Task data |
____________
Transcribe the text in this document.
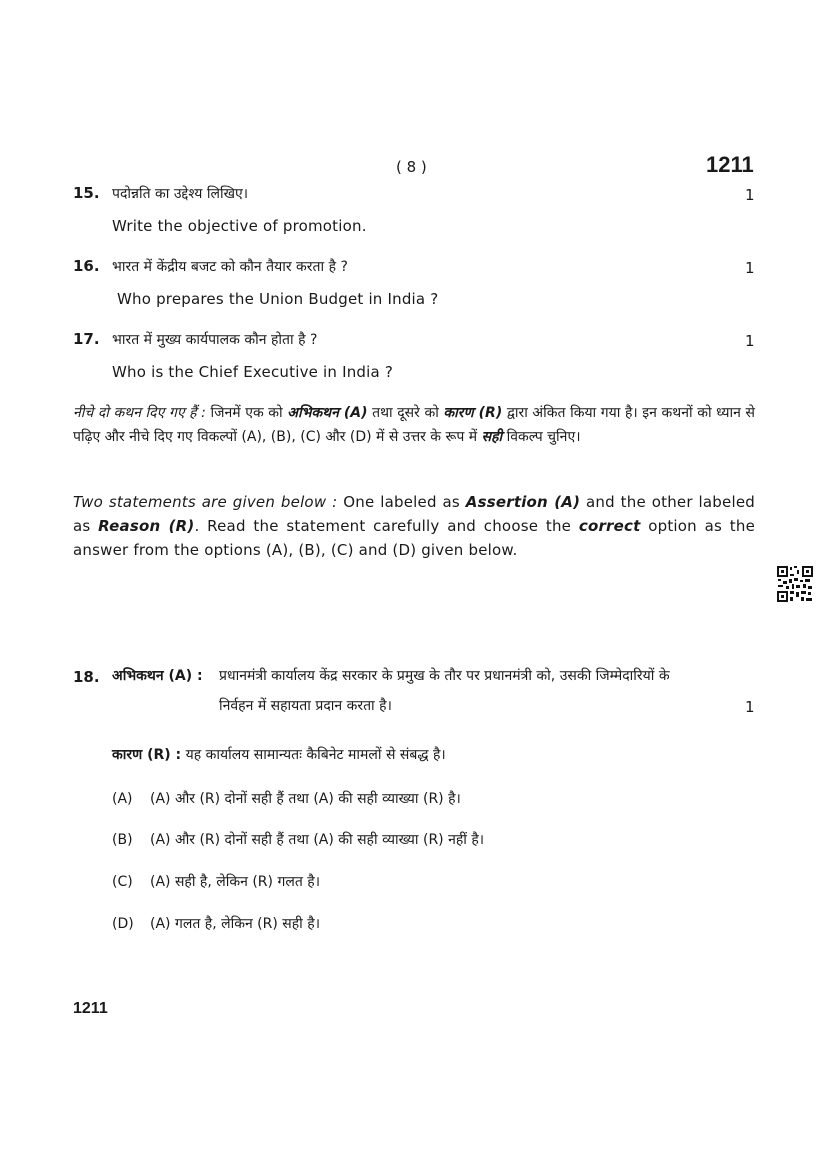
( 8 )	1211
15. पदोन्नति का उद्देश्य लिखिए।	1
Write the objective of promotion.
16. भारत में केंद्रीय बजट को कौन तैयार करता है ?	1
Who prepares the Union Budget in India ?
17. भारत में मुख्य कार्यपालक कौन होता है ?	1
Who is the Chief Executive in India ?
नीचे दो कथन दिए गए हैं : जिनमें एक को अभिकथन (A) तथा दूसरे को कारण (R) द्वारा अंकित किया गया है। इन कथनों को ध्यान से पढ़िए और नीचे दिए गए विकल्पों (A), (B), (C) और (D) में से उत्तर के रूप में सही विकल्प चुनिए।
Two statements are given below : One labeled as Assertion (A) and the other labeled as Reason (R). Read the statement carefully and choose the correct option as the answer from the options (A), (B), (C) and (D) given below.
18. अभिकथन (A) : प्रधानमंत्री कार्यालय केंद्र सरकार के प्रमुख के तौर पर प्रधानमंत्री को, उसकी जिम्मेदारियों के
निर्वहन में सहायता प्रदान करता है।	1
कारण (R) : यह कार्यालय सामान्यतः कैबिनेट मामलों से संबद्ध है।
(A) (A) और (R) दोनों सही हैं तथा (A) की सही व्याख्या (R) है।
(B) (A) और (R) दोनों सही हैं तथा (A) की सही व्याख्या (R) नहीं है।
(C) (A) सही है, लेकिन (R) गलत है।
(D) (A) गलत है, लेकिन (R) सही है।
1211
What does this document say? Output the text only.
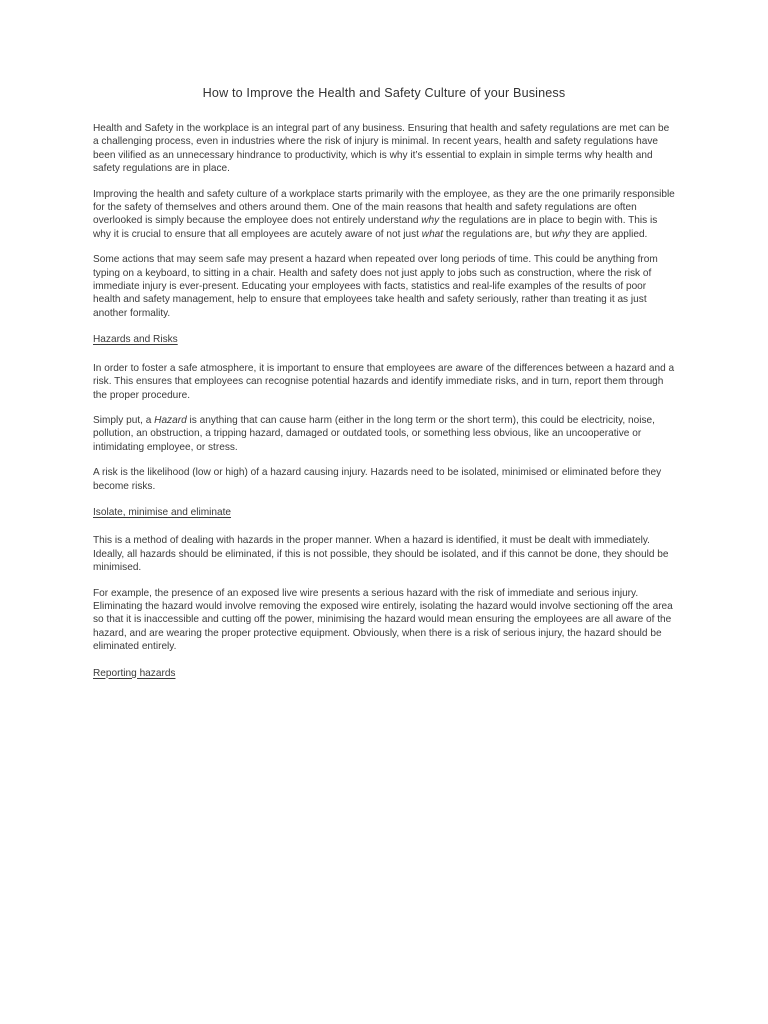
How to Improve the Health and Safety Culture of your Business

Health and Safety in the workplace is an integral part of any business. Ensuring that health and safety regulations are met can be a challenging process, even in industries where the risk of injury is minimal. In recent years, health and safety regulations have been vilified as an unnecessary hindrance to productivity, which is why it’s essential to explain in simple terms why health and safety regulations are in place.

Improving the health and safety culture of a workplace starts primarily with the employee, as they are the one primarily responsible for the safety of themselves and others around them. One of the main reasons that health and safety regulations are often overlooked is simply because the employee does not entirely understand why the regulations are in place to begin with. This is why it is crucial to ensure that all employees are acutely aware of not just what the regulations are, but why they are applied.

Some actions that may seem safe may present a hazard when repeated over long periods of time. This could be anything from typing on a keyboard, to sitting in a chair. Health and safety does not just apply to jobs such as construction, where the risk of immediate injury is ever-present. Educating your employees with facts, statistics and real-life examples of the results of poor health and safety management, help to ensure that employees take health and safety seriously, rather than treating it as just another formality.

Hazards and Risks

In order to foster a safe atmosphere, it is important to ensure that employees are aware of the differences between a hazard and a risk. This ensures that employees can recognise potential hazards and identify immediate risks, and in turn, report them through the proper procedure.

Simply put, a Hazard is anything that can cause harm (either in the long term or the short term), this could be electricity, noise, pollution, an obstruction, a tripping hazard, damaged or outdated tools, or something less obvious, like an uncooperative or intimidating employee, or stress.

A risk is the likelihood (low or high) of a hazard causing injury. Hazards need to be isolated, minimised or eliminated before they become risks.

Isolate, minimise and eliminate

This is a method of dealing with hazards in the proper manner. When a hazard is identified, it must be dealt with immediately. Ideally, all hazards should be eliminated, if this is not possible, they should be isolated, and if this cannot be done, they should be minimised.

For example, the presence of an exposed live wire presents a serious hazard with the risk of immediate and serious injury. Eliminating the hazard would involve removing the exposed wire entirely, isolating the hazard would involve sectioning off the area so that it is inaccessible and cutting off the power, minimising the hazard would mean ensuring the employees are all aware of the hazard, and are wearing the proper protective equipment. Obviously, when there is a risk of serious injury, the hazard should be eliminated entirely.

Reporting hazards
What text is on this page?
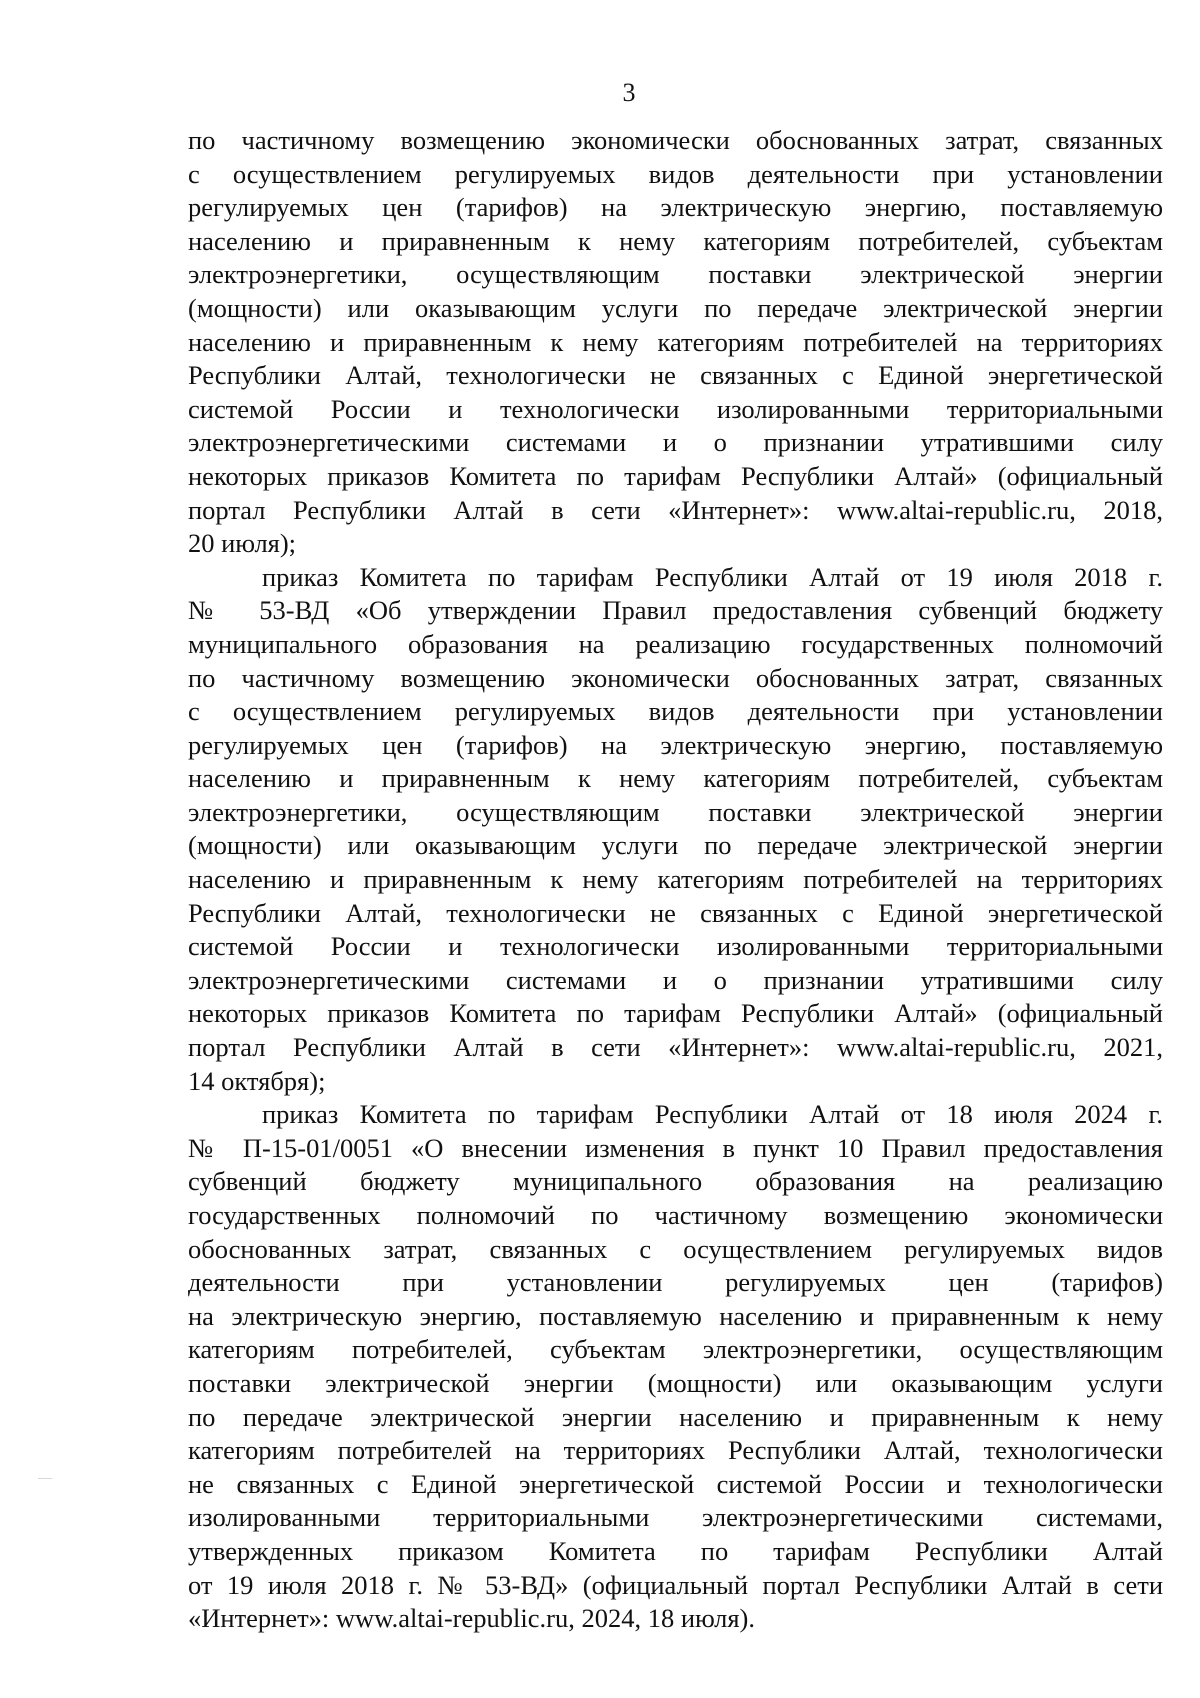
3
по частичному возмещению экономически обоснованных затрат, связанных
с осуществлением регулируемых видов деятельности при установлении
регулируемых цен (тарифов) на электрическую энергию, поставляемую
населению и приравненным к нему категориям потребителей, субъектам
электроэнергетики, осуществляющим поставки электрической энергии
(мощности) или оказывающим услуги по передаче электрической энергии
населению и приравненным к нему категориям потребителей на территориях
Республики Алтай, технологически не связанных с Единой энергетической
системой России и технологически изолированными территориальными
электроэнергетическими системами и о признании утратившими силу
некоторых приказов Комитета по тарифам Республики Алтай» (официальный
портал Республики Алтай в сети «Интернет»: www.altai-republic.ru, 2018,
20 июля);
приказ Комитета по тарифам Республики Алтай от 19 июля 2018 г.
№ 53-ВД «Об утверждении Правил предоставления субвенций бюджету
муниципального образования на реализацию государственных полномочий
по частичному возмещению экономически обоснованных затрат, связанных
с осуществлением регулируемых видов деятельности при установлении
регулируемых цен (тарифов) на электрическую энергию, поставляемую
населению и приравненным к нему категориям потребителей, субъектам
электроэнергетики, осуществляющим поставки электрической энергии
(мощности) или оказывающим услуги по передаче электрической энергии
населению и приравненным к нему категориям потребителей на территориях
Республики Алтай, технологически не связанных с Единой энергетической
системой России и технологически изолированными территориальными
электроэнергетическими системами и о признании утратившими силу
некоторых приказов Комитета по тарифам Республики Алтай» (официальный
портал Республики Алтай в сети «Интернет»: www.altai-republic.ru, 2021,
14 октября);
приказ Комитета по тарифам Республики Алтай от 18 июля 2024 г.
№ П-15-01/0051 «О внесении изменения в пункт 10 Правил предоставления
субвенций бюджету муниципального образования на реализацию
государственных полномочий по частичному возмещению экономически
обоснованных затрат, связанных с осуществлением регулируемых видов
деятельности при установлении регулируемых цен (тарифов)
на электрическую энергию, поставляемую населению и приравненным к нему
категориям потребителей, субъектам электроэнергетики, осуществляющим
поставки электрической энергии (мощности) или оказывающим услуги
по передаче электрической энергии населению и приравненным к нему
категориям потребителей на территориях Республики Алтай, технологически
не связанных с Единой энергетической системой России и технологически
изолированными территориальными электроэнергетическими системами,
утвержденных приказом Комитета по тарифам Республики Алтай
от 19 июля 2018 г. № 53-ВД» (официальный портал Республики Алтай в сети
«Интернет»: www.altai-republic.ru, 2024, 18 июля).
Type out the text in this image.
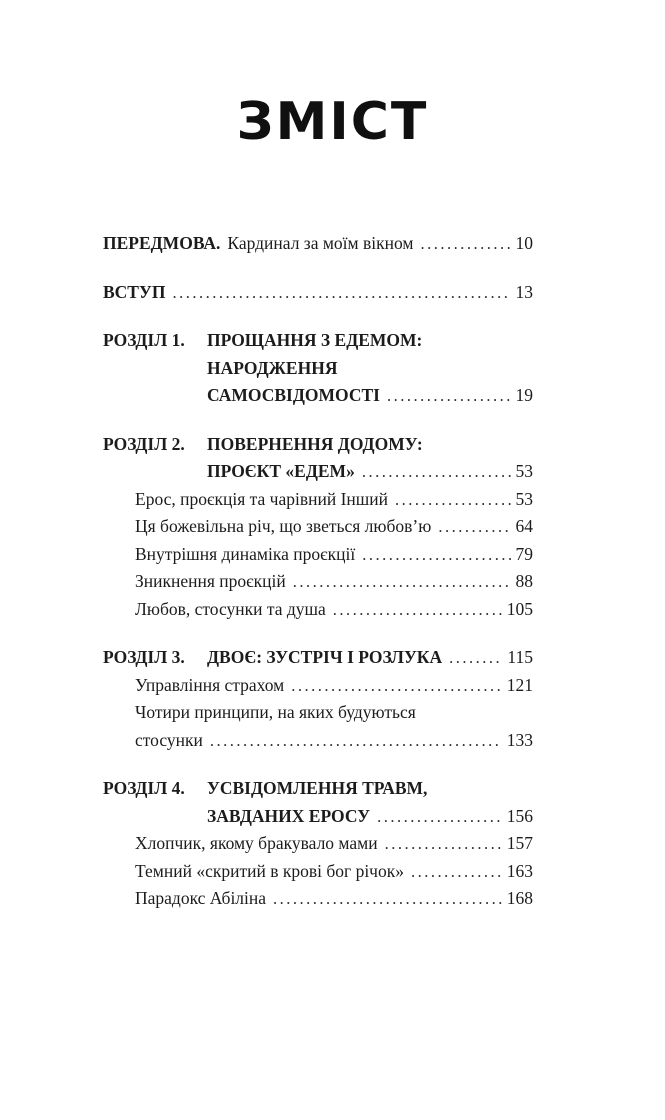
ЗМІСТ
ПЕРЕДМОВА. Кардинал за моїм вікном .....	10
ВСТУП .....	13
РОЗДІЛ 1.	ПРОЩАННЯ З ЕДЕМОМ:
НАРОДЖЕННЯ
САМОСВІДОМОСТІ .....	19
РОЗДІЛ 2.	ПОВЕРНЕННЯ ДОДОМУ:
ПРОЄКТ «ЕДЕМ» .....	53
Ерос, проєкція та чарівний Інший .....	53
Ця божевільна річ, що зветься любов’ю .....	64
Внутрішня динаміка проєкції .....	79
Зникнення проєкцій .....	88
Любов, стосунки та душа .....	105
РОЗДІЛ 3.	ДВОЄ: ЗУСТРІЧ І РОЗЛУКА .....	115
Управління страхом .....	121
Чотири принципи, на яких будуються
стосунки .....	133
РОЗДІЛ 4.	УСВІДОМЛЕННЯ ТРАВМ,
ЗАВДАНИХ ЕРОСУ .....	156
Хлопчик, якому бракувало мами .....	157
Темний «скритий в крові бог річок» .....	163
Парадокс Абіліна .....	168
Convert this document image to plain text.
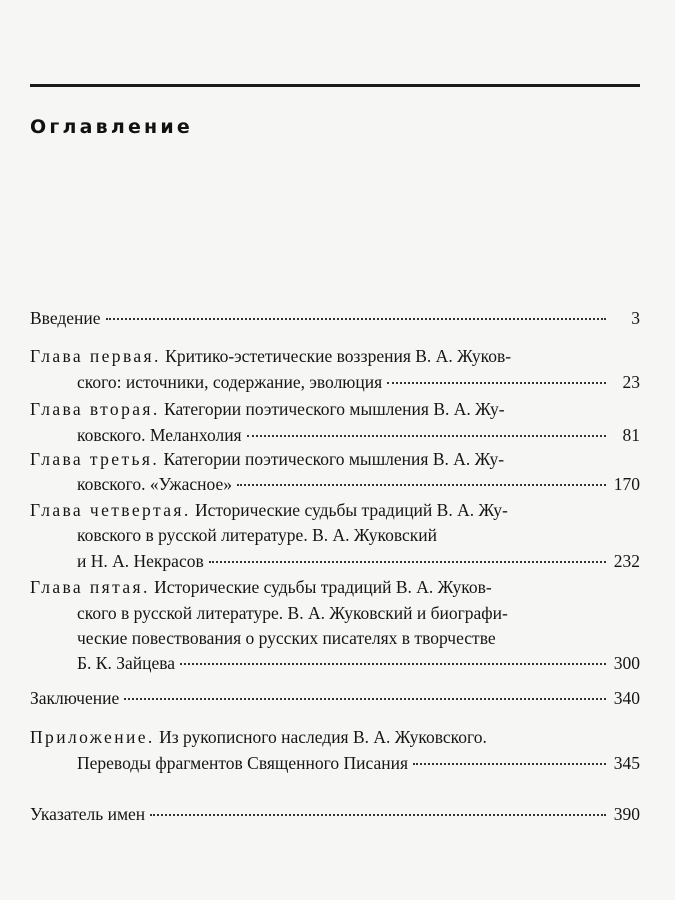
Оглавление
Введение	3
Глава первая. Критико-эстетические воззрения В. А. Жуков-
ского: источники, содержание, эволюция	23
Глава вторая. Категории поэтического мышления В. А. Жу-
ковского. Меланхолия	81
Глава третья. Категории поэтического мышления В. А. Жу-
ковского. «Ужасное»	170
Глава четвертая. Исторические судьбы традиций В. А. Жу-
ковского в русской литературе. В. А. Жуковский
и Н. А. Некрасов	232
Глава пятая. Исторические судьбы традиций В. А. Жуков-
ского в русской литературе. В. А. Жуковский и биографи-
ческие повествования о русских писателях в творчестве
Б. К. Зайцева	300
Заключение	340
Приложение. Из рукописного наследия В. А. Жуковского.
Переводы фрагментов Священного Писания	345
Указатель имен	390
____________
Go through the preceding material and copy each line that has the word "традиций".

The output |
Глава четвертая. Исторические судьбы традиций В. А. Жу-
Глава пятая. Исторические судьбы традиций В. А. Жуков-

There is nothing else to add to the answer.